### Exercise details
According to the essay on NSA surveillance and crowdsourced mobile apps, what was the city of New York using EzPass transponders to track?

### Supplied passage
+ + + +
The continual drip-drip-drop of NSA secrets, courtesy of Monsieur Snowden, has provided many of us with a new piece of daily entertainment. But as much fun as it can be to see No Such Agency’s dirty laundry being aired in public, it has a real and lasting affect on how consumers are going to see interacting with their mobile devices. Specifically, it could provide a major setback to the new universe of applications that use crowdsourced data.
There are lots of examples of highly successful apps that are essentially just aggregations of user-provided data. Yelp comes to mind immediately, but another good example is Waze. In both cases, users are providing the service with some fairly private information, where and when they were at a particular location. Waze is even more sensitive, because it is also recording your speed, which might be a bit higher than the posted limits.
Just a few years ago, we would assume that such data was relatively safe and private. But thanks to the NSA’s wholesale om-nom-noming of the Internet’s data, people’s attitudes have rapidly changed. The assumption now is that any data being sent to a corporation is somehow ending up in the hands of the government. It is a measure of the level to which this distrust has reached that when Apple announced a fingerprint scanner, the first comment people made was that now the NSA would have our fingerprints too.
In another example, it was recently discovered that the city of New York was using EzPass transponders to track downtown traffic levels. Again, the first assumption made was that the data would also be used to keep tabs on the movements of individuals.
In the past, I would have dismissed such concerns as the fantasies of the overlyÂ paranoid. But the recent revelations of how deeply the government has been peering into people’s lives makes anything suspect. That means that any application that tracks user behaviors, even if the benefit is better traffic reports or more accurate restaurant reviews, is going to be viewed through NSA-colored glasses.
In short, the NSA has poisoned the well for anyone who wants to crowdsource mobile data. From now on, the first question anyone asks is going to be “how are you keeping my data private.” Maybe that’s a good question that people should have been asking all along. But proving that the NSA can’t access your data, especially when you can’t talk about it if they can, is essentially trying to prove a negative.
+ + + +
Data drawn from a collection

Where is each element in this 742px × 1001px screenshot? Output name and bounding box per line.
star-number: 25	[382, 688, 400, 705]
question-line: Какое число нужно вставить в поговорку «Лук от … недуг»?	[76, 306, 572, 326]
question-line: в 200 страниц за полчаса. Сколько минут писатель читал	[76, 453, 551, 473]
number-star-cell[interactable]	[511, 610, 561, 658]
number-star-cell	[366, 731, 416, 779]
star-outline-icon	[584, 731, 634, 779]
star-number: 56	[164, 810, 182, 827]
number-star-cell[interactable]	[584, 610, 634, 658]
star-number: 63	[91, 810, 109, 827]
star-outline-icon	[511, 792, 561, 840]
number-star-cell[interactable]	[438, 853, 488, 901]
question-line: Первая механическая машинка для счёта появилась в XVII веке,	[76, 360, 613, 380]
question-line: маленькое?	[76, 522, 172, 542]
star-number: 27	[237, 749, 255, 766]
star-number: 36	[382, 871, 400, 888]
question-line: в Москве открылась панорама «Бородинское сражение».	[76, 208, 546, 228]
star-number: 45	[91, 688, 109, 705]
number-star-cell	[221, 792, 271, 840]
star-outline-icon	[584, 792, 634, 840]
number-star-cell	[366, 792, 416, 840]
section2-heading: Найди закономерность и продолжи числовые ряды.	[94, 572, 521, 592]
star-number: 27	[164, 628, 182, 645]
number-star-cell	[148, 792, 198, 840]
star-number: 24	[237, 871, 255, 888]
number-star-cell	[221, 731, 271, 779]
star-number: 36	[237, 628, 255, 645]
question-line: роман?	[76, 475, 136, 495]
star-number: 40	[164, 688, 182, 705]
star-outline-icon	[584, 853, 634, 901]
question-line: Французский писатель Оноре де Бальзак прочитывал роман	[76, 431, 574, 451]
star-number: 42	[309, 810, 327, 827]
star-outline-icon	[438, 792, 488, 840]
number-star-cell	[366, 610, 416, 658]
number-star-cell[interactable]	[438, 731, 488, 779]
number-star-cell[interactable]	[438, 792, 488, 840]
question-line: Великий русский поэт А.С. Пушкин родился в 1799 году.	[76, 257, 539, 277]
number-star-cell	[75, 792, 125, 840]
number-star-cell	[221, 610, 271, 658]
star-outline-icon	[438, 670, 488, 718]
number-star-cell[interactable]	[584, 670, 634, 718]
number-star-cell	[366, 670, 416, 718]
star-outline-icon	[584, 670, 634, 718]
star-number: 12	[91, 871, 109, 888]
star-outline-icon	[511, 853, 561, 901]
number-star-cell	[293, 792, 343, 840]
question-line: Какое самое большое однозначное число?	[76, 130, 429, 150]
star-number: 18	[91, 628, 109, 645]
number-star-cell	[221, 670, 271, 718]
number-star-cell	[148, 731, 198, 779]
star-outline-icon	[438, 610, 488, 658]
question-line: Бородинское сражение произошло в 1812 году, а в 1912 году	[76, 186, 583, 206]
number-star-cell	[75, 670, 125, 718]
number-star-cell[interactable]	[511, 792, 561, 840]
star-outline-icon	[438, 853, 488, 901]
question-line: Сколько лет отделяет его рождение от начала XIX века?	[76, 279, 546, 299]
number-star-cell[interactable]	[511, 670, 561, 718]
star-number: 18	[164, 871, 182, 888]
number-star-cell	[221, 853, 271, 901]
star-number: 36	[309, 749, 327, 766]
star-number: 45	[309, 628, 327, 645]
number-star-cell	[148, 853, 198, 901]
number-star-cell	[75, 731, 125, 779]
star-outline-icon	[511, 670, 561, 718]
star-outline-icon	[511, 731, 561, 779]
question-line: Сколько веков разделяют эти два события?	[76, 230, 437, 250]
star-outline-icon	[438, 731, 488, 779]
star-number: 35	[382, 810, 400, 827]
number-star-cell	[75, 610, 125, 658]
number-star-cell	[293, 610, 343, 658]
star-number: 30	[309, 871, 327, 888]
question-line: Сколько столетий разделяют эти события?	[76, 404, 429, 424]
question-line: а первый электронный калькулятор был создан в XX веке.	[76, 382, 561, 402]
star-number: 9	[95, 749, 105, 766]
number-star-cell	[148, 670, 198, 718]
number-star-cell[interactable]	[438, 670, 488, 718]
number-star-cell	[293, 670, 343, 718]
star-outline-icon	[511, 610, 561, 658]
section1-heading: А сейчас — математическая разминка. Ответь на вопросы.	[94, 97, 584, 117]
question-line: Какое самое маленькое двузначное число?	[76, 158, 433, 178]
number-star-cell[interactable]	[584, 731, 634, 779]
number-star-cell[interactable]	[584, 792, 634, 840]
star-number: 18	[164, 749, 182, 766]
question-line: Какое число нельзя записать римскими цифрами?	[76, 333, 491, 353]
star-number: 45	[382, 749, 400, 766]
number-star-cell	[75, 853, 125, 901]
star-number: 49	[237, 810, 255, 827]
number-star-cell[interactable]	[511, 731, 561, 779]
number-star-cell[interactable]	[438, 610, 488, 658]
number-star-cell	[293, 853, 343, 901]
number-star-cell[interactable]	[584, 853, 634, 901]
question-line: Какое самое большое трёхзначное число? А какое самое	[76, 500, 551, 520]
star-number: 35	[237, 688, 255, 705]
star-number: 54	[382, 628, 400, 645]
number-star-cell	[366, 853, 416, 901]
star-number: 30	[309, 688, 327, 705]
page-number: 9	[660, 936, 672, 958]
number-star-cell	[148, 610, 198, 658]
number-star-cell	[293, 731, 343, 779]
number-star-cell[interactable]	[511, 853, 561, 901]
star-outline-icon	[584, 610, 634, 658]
+ + + +
### Result
Downtown traffic levels.